**SHORT PROBLEM**
Return the whole listing exactly as it stands.

Collected data
....

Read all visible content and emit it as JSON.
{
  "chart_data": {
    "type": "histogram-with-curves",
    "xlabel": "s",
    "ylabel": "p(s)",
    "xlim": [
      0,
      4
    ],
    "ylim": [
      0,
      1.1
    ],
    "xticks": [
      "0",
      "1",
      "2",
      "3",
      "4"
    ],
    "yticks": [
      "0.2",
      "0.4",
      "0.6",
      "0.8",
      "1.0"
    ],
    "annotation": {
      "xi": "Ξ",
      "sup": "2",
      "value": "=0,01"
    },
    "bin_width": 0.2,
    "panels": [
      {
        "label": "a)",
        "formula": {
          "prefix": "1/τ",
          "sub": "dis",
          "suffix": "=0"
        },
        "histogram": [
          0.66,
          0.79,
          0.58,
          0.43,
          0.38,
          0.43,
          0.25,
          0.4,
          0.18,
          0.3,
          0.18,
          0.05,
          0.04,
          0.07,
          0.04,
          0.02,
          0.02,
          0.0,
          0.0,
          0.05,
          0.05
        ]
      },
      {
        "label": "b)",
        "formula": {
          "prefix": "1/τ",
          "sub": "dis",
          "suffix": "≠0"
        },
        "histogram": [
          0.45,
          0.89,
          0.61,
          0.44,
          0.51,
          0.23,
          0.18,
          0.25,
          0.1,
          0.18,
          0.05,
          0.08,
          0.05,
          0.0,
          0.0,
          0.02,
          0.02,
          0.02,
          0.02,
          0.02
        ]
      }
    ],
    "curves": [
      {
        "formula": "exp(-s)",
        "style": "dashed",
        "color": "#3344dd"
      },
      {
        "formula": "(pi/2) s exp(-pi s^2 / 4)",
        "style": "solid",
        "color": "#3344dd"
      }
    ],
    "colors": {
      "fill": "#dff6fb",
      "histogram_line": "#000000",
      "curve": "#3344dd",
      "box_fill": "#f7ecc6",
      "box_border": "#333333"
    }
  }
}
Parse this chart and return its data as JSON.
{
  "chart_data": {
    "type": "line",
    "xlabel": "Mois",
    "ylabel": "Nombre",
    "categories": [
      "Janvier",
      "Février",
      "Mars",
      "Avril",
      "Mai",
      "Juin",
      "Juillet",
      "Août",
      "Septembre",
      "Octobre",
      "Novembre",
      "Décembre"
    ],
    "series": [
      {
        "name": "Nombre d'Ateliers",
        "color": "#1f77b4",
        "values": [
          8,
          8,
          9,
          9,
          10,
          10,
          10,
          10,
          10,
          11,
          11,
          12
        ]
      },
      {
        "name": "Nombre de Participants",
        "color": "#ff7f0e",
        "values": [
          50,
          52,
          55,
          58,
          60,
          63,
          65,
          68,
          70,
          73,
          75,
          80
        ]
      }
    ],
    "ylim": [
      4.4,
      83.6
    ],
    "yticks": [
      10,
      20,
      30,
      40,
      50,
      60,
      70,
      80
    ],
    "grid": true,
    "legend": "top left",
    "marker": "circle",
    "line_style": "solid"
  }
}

....

**SOLUTION FOR THIS EXERCISE**
Read all visible content and emit it as JSON.
{
  "chart_data": {
    "type": "histogram-with-curves",
    "xlabel": "s",
    "ylabel": "p(s)",
    "xlim": [
      0,
      4
    ],
    "ylim": [
      0,
      1.1
    ],
    "xticks": [
      "0",
      "1",
      "2",
      "3",
      "4"
    ],
    "yticks": [
      "0.2",
      "0.4",
      "0.6",
      "0.8",
      "1.0"
    ],
    "annotation": {
      "xi": "Ξ",
      "sup": "2",
      "value": "=0,01"
    },
    "bin_width": 0.2,
    "panels": [
      {
        "label": "a)",
        "formula": {
          "prefix": "1/τ",
          "sub": "dis",
          "suffix": "=0"
        },
        "histogram": [
          0.66,
          0.79,
          0.58,
          0.43,
          0.38,
          0.43,
          0.25,
          0.4,
          0.18,
          0.3,
          0.18,
          0.05,
          0.04,
          0.07,
          0.04,
          0.02,
          0.02,
          0.0,
          0.0,
          0.05,
          0.05
        ]
      },
      {
        "label": "b)",
        "formula": {
          "prefix": "1/τ",
          "sub": "dis",
          "suffix": "≠0"
        },
        "histogram": [
          0.45,
          0.89,
          0.61,
          0.44,
          0.51,
          0.23,
          0.18,
          0.25,
          0.1,
          0.18,
          0.05,
          0.08,
          0.05,
          0.0,
          0.0,
          0.02,
          0.02,
          0.02,
          0.02,
          0.02
        ]
      }
    ],
    "curves": [
      {
        "formula": "exp(-s)",
        "style": "dashed",
        "color": "#3344dd"
      },
      {
        "formula": "(pi/2) s exp(-pi s^2 / 4)",
        "style": "solid",
        "color": "#3344dd"
      }
    ],
    "colors": {
      "fill": "#dff6fb",
      "histogram_line": "#000000",
      "curve": "#3344dd",
      "box_fill": "#f7ecc6",
      "box_border": "#333333"
    }
  }
}
Parse this chart and return its data as JSON.
{
  "chart_data": {
    "type": "line",
    "xlabel": "Mois",
    "ylabel": "Nombre",
    "categories": [
      "Janvier",
      "Février",
      "Mars",
      "Avril",
      "Mai",
      "Juin",
      "Juillet",
      "Août",
      "Septembre",
      "Octobre",
      "Novembre",
      "Décembre"
    ],
    "series": [
      {
        "name": "Nombre d'Ateliers",
        "color": "#1f77b4",
        "values": [
          8,
          8,
          9,
          9,
          10,
          10,
          10,
          10,
          10,
          11,
          11,
          12
        ]
      },
      {
        "name": "Nombre de Participants",
        "color": "#ff7f0e",
        "values": [
          50,
          52,
          55,
          58,
          60,
          63,
          65,
          68,
          70,
          73,
          75,
          80
        ]
      }
    ],
    "ylim": [
      4.4,
      83.6
    ],
    "yticks": [
      10,
      20,
      30,
      40,
      50,
      60,
      70,
      80
    ],
    "grid": true,
    "legend": "top left",
    "marker": "circle",
    "line_style": "solid"
  }
}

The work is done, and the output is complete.